=== Record extracts ===

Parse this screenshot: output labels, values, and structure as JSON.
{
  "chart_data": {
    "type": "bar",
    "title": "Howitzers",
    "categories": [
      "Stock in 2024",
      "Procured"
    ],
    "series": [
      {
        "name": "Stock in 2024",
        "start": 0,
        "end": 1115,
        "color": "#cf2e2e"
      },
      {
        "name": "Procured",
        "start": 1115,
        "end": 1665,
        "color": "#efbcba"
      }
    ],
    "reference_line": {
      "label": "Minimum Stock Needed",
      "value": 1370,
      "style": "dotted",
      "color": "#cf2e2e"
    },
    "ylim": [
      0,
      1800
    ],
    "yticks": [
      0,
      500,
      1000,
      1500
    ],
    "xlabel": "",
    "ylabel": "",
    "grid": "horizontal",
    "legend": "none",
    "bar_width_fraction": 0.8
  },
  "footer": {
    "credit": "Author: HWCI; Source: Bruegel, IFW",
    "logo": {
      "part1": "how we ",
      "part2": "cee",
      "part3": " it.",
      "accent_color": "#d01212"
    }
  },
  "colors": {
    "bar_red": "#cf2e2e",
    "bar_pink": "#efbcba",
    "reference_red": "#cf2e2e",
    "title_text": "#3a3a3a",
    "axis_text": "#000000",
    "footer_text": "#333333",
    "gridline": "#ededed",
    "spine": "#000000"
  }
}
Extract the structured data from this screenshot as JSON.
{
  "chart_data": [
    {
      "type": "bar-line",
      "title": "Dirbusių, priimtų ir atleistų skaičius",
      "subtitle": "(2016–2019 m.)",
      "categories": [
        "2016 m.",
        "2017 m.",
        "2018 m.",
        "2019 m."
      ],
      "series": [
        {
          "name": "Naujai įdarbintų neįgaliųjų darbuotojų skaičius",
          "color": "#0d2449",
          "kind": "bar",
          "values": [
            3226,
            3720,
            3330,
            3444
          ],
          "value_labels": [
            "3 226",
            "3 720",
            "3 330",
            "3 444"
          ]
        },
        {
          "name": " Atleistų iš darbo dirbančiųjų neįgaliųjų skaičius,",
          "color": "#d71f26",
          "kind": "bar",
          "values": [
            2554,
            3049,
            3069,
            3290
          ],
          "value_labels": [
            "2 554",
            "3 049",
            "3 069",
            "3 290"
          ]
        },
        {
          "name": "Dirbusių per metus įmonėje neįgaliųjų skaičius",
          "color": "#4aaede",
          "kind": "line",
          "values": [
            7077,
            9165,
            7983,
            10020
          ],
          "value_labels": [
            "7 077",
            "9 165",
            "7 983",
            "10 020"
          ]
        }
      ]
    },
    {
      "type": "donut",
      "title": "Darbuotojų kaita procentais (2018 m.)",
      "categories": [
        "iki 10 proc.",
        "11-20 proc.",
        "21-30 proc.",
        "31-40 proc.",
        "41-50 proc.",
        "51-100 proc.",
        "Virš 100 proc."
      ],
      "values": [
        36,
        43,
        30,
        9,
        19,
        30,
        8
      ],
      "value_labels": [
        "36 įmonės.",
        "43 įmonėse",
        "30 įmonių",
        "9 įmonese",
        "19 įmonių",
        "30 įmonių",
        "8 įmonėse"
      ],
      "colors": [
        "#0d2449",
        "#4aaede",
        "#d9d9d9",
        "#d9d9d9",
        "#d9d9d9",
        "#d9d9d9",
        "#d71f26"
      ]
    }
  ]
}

===

### Exercise description
Above are the records; copy all of them exactly.

### Output below
Parse this screenshot: output labels, values, and structure as JSON.
{
  "chart_data": {
    "type": "bar",
    "title": "Howitzers",
    "categories": [
      "Stock in 2024",
      "Procured"
    ],
    "series": [
      {
        "name": "Stock in 2024",
        "start": 0,
        "end": 1115,
        "color": "#cf2e2e"
      },
      {
        "name": "Procured",
        "start": 1115,
        "end": 1665,
        "color": "#efbcba"
      }
    ],
    "reference_line": {
      "label": "Minimum Stock Needed",
      "value": 1370,
      "style": "dotted",
      "color": "#cf2e2e"
    },
    "ylim": [
      0,
      1800
    ],
    "yticks": [
      0,
      500,
      1000,
      1500
    ],
    "xlabel": "",
    "ylabel": "",
    "grid": "horizontal",
    "legend": "none",
    "bar_width_fraction": 0.8
  },
  "footer": {
    "credit": "Author: HWCI; Source: Bruegel, IFW",
    "logo": {
      "part1": "how we ",
      "part2": "cee",
      "part3": " it.",
      "accent_color": "#d01212"
    }
  },
  "colors": {
    "bar_red": "#cf2e2e",
    "bar_pink": "#efbcba",
    "reference_red": "#cf2e2e",
    "title_text": "#3a3a3a",
    "axis_text": "#000000",
    "footer_text": "#333333",
    "gridline": "#ededed",
    "spine": "#000000"
  }
}
Extract the structured data from this screenshot as JSON.
{
  "chart_data": [
    {
      "type": "bar-line",
      "title": "Dirbusių, priimtų ir atleistų skaičius",
      "subtitle": "(2016–2019 m.)",
      "categories": [
        "2016 m.",
        "2017 m.",
        "2018 m.",
        "2019 m."
      ],
      "series": [
        {
          "name": "Naujai įdarbintų neįgaliųjų darbuotojų skaičius",
          "color": "#0d2449",
          "kind": "bar",
          "values": [
            3226,
            3720,
            3330,
            3444
          ],
          "value_labels": [
            "3 226",
            "3 720",
            "3 330",
            "3 444"
          ]
        },
        {
          "name": " Atleistų iš darbo dirbančiųjų neįgaliųjų skaičius,",
          "color": "#d71f26",
          "kind": "bar",
          "values": [
            2554,
            3049,
            3069,
            3290
          ],
          "value_labels": [
            "2 554",
            "3 049",
            "3 069",
            "3 290"
          ]
        },
        {
          "name": "Dirbusių per metus įmonėje neįgaliųjų skaičius",
          "color": "#4aaede",
          "kind": "line",
          "values": [
            7077,
            9165,
            7983,
            10020
          ],
          "value_labels": [
            "7 077",
            "9 165",
            "7 983",
            "10 020"
          ]
        }
      ]
    },
    {
      "type": "donut",
      "title": "Darbuotojų kaita procentais (2018 m.)",
      "categories": [
        "iki 10 proc.",
        "11-20 proc.",
        "21-30 proc.",
        "31-40 proc.",
        "41-50 proc.",
        "51-100 proc.",
        "Virš 100 proc."
      ],
      "values": [
        36,
        43,
        30,
        9,
        19,
        30,
        8
      ],
      "value_labels": [
        "36 įmonės.",
        "43 įmonėse",
        "30 įmonių",
        "9 įmonese",
        "19 įmonių",
        "30 įmonių",
        "8 įmonėse"
      ],
      "colors": [
        "#0d2449",
        "#4aaede",
        "#d9d9d9",
        "#d9d9d9",
        "#d9d9d9",
        "#d9d9d9",
        "#d71f26"
      ]
    }
  ]
}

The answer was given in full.